**Exercise objective**
Pull every "document" line out of the data below.

[Saved data entries]
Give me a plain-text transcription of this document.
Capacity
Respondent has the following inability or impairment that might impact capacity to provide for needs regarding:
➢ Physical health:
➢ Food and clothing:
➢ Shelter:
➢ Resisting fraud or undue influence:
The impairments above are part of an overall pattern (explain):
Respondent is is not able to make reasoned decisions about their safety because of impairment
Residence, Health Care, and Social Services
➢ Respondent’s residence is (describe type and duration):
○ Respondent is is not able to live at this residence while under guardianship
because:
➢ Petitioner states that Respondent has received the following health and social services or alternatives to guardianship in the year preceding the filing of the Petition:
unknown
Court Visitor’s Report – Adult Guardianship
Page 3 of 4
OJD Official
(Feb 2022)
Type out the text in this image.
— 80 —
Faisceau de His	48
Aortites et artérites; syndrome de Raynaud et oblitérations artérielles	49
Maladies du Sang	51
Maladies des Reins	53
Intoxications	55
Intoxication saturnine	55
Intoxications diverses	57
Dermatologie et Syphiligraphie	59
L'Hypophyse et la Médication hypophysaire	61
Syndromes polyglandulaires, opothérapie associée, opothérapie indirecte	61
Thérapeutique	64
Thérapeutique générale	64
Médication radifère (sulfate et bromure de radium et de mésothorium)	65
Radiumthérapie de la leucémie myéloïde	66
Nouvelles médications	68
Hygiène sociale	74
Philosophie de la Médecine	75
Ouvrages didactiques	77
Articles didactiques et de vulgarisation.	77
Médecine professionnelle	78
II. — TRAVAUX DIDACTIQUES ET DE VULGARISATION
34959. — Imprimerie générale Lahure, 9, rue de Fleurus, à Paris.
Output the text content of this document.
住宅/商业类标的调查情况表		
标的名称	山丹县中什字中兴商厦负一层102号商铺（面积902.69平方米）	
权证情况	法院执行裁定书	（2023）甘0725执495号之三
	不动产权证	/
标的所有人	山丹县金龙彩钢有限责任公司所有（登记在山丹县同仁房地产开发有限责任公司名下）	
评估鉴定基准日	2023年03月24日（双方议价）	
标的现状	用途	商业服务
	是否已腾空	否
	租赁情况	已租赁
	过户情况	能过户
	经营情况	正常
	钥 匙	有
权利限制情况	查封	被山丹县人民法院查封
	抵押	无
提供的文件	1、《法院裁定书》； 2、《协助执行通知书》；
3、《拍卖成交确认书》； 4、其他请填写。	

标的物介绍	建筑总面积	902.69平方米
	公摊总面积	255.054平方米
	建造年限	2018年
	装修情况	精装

**Answer to this task**
Give me a plain-text transcription of this document.
Output the text content of this document.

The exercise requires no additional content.